**Information supplied**
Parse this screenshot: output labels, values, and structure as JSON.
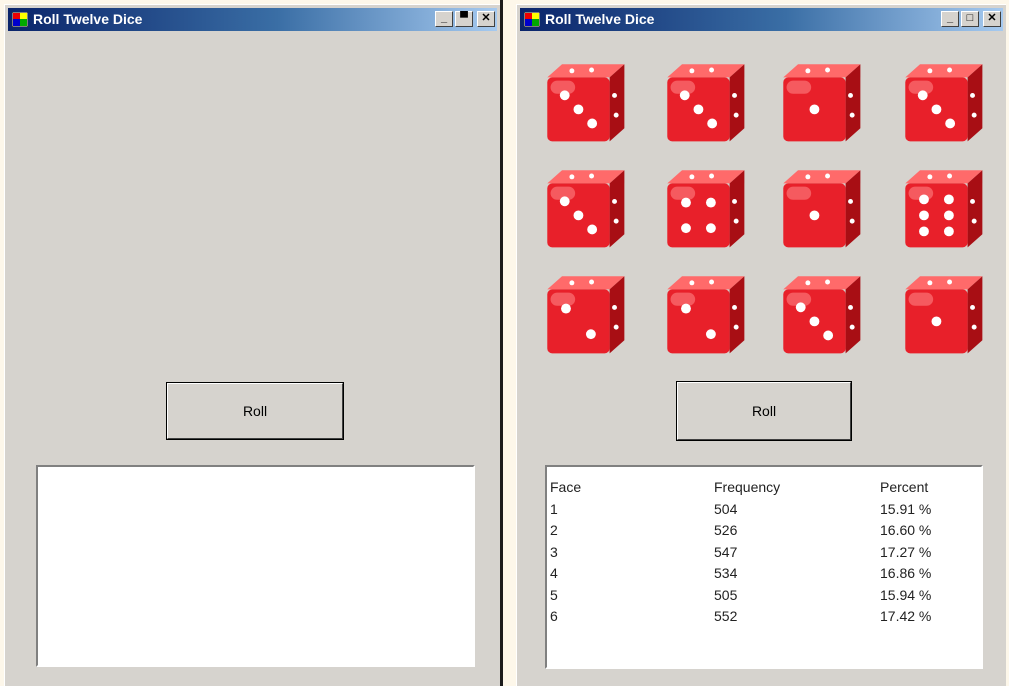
{
  "left_window": {
    "title": "Roll Twelve Dice",
    "roll_button": "Roll",
    "output_text": ""
  },
  "right_window": {
    "title": "Roll Twelve Dice",
    "dice_faces": [
      3,
      3,
      1,
      3,
      3,
      4,
      1,
      6,
      2,
      2,
      3,
      1
    ],
    "roll_button": "Roll",
    "stats": {
      "headers": [
        "Face",
        "Frequency",
        "Percent"
      ],
      "rows": [
        [
          "1",
          "504",
          "15.91 %"
        ],
        [
          "2",
          "526",
          "16.60 %"
        ],
        [
          "3",
          "547",
          "17.27 %"
        ],
        [
          "4",
          "534",
          "16.86 %"
        ],
        [
          "5",
          "505",
          "15.94 %"
        ],
        [
          "6",
          "552",
          "17.42 %"
        ]
      ]
    }
  },
  "colors": {
    "window_bg": "#d6d3ce",
    "title_gradient_start": "#0a246a",
    "title_gradient_end": "#a6caf0",
    "die_red": "#e8202a",
    "page_bg": "#fdf7ea"
  },
  "icons": {
    "app": "app-window-icon",
    "minimize": "minimize-icon",
    "maximize": "maximize-icon",
    "close": "close-icon"
  }
}
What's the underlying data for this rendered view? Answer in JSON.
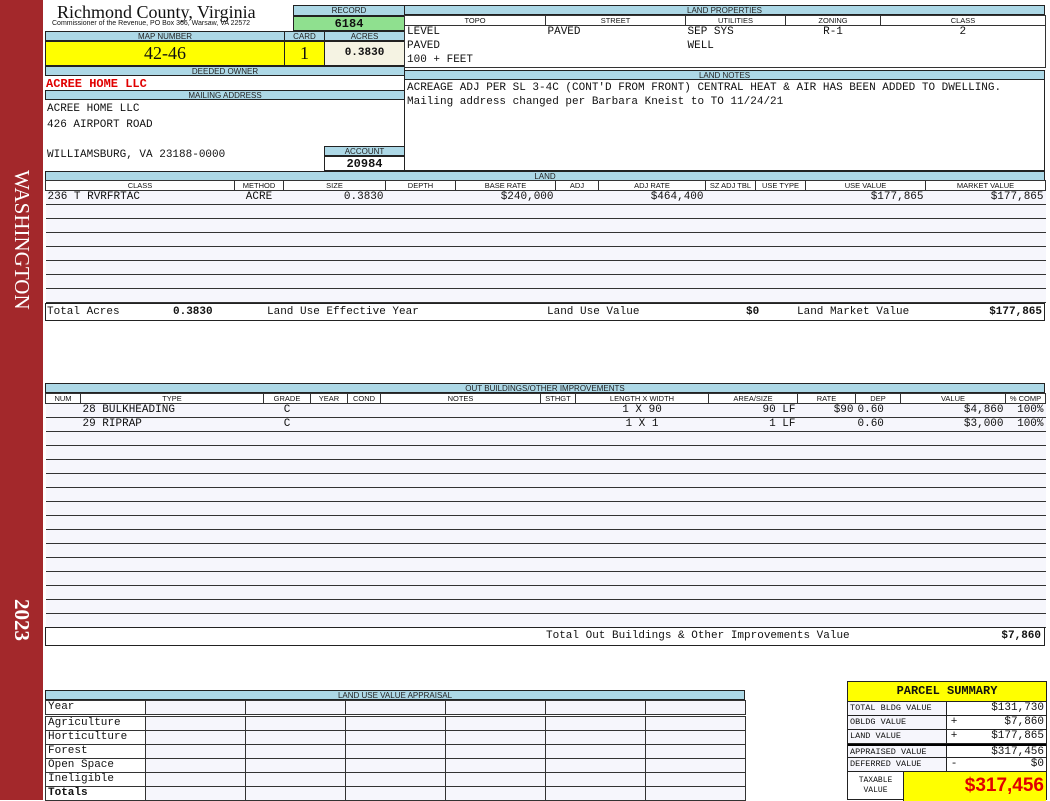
{
  "sidebar": {
    "locality": "WASHINGTON",
    "year": "2023"
  },
  "header": {
    "county": "Richmond County, Virginia",
    "office": "Commissioner of the Revenue, PO Box 366, Warsaw, VA 22572",
    "record_label": "RECORD",
    "record": "6184",
    "map_label": "MAP NUMBER",
    "map_number": "42-46",
    "card_label": "CARD",
    "card": "1",
    "acres_label": "ACRES",
    "acres": "0.3830"
  },
  "owner": {
    "deeded_label": "DEEDED OWNER",
    "deeded_owner": "ACREE HOME LLC",
    "mailing_label": "MAILING ADDRESS",
    "address": [
      "ACREE HOME LLC",
      "426 AIRPORT ROAD",
      "",
      "WILLIAMSBURG, VA 23188-0000"
    ],
    "account_label": "ACCOUNT",
    "account": "20984"
  },
  "land_properties": {
    "title": "LAND PROPERTIES",
    "columns": [
      "TOPO",
      "STREET",
      "UTILITIES",
      "ZONING",
      "CLASS"
    ],
    "rows": [
      [
        "LEVEL",
        "PAVED",
        "SEP SYS",
        "R-1",
        "2"
      ],
      [
        "PAVED",
        "",
        "WELL",
        "",
        ""
      ],
      [
        "100 + FEET",
        "",
        "",
        "",
        ""
      ]
    ]
  },
  "land_notes": {
    "title": "LAND NOTES",
    "text": "ACREAGE ADJ PER SL 3-4C (CONT'D FROM FRONT) CENTRAL HEAT & AIR HAS BEEN ADDED TO DWELLING. Mailing address changed per Barbara Kneist to TO 11/24/21"
  },
  "land": {
    "title": "LAND",
    "columns": [
      "CLASS",
      "METHOD",
      "SIZE",
      "DEPTH",
      "BASE RATE",
      "ADJ",
      "ADJ RATE",
      "SZ ADJ TBL",
      "USE TYPE",
      "USE VALUE",
      "MARKET VALUE"
    ],
    "rows": [
      [
        "236 T RVRFRTAC",
        "ACRE",
        "0.3830",
        "",
        "$240,000",
        "",
        "$464,400",
        "",
        "",
        "$177,865",
        "$177,865"
      ]
    ],
    "totals": {
      "acres_label": "Total Acres",
      "acres": "0.3830",
      "effective_year_label": "Land Use Effective Year",
      "effective_year": "",
      "use_value_label": "Land Use Value",
      "use_value": "$0",
      "market_value_label": "Land Market Value",
      "market_value": "$177,865"
    }
  },
  "outbuildings": {
    "title": "OUT BUILDINGS/OTHER IMPROVEMENTS",
    "columns": [
      "NUM",
      "TYPE",
      "GRADE",
      "YEAR",
      "COND",
      "NOTES",
      "STHGT",
      "LENGTH X WIDTH",
      "AREA/SIZE",
      "RATE",
      "DEP",
      "VALUE",
      "% COMP"
    ],
    "rows": [
      [
        "",
        "28 BULKHEADING",
        "C",
        "",
        "",
        "",
        "",
        "1 X 90",
        "90 LF",
        "$90",
        "0.60",
        "$4,860",
        "100%"
      ],
      [
        "",
        "29 RIPRAP",
        "C",
        "",
        "",
        "",
        "",
        "1 X 1",
        "1 LF",
        "",
        "0.60",
        "$3,000",
        "100%"
      ]
    ],
    "total_label": "Total Out Buildings & Other Improvements Value",
    "total": "$7,860"
  },
  "land_use_appraisal": {
    "title": "LAND USE VALUE APPRAISAL",
    "year_label": "Year",
    "rows": [
      "Agriculture",
      "Horticulture",
      "Forest",
      "Open Space",
      "Ineligible"
    ],
    "totals_label": "Totals"
  },
  "parcel_summary": {
    "title": "PARCEL SUMMARY",
    "rows": [
      {
        "label": "TOTAL BLDG VALUE",
        "sign": "",
        "value": "$131,730"
      },
      {
        "label": "OBLDG VALUE",
        "sign": "+",
        "value": "$7,860"
      },
      {
        "label": "LAND VALUE",
        "sign": "+",
        "value": "$177,865"
      },
      {
        "label": "APPRAISED VALUE",
        "sign": "",
        "value": "$317,456"
      },
      {
        "label": "DEFERRED VALUE",
        "sign": "-",
        "value": "$0"
      }
    ],
    "taxable_label": "TAXABLE VALUE",
    "taxable_value": "$317,456"
  },
  "colors": {
    "sidebar": "#a3282b",
    "header": "#add8e6",
    "highlight": "#ffff00",
    "record": "#8fe08f",
    "owner": "#e00000"
  }
}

**What is needed**
Go through the material and copy out every line with "HOME" in it.

**Response**
    "deeded_owner": "ACREE HOME LLC",
      "ACREE HOME LLC",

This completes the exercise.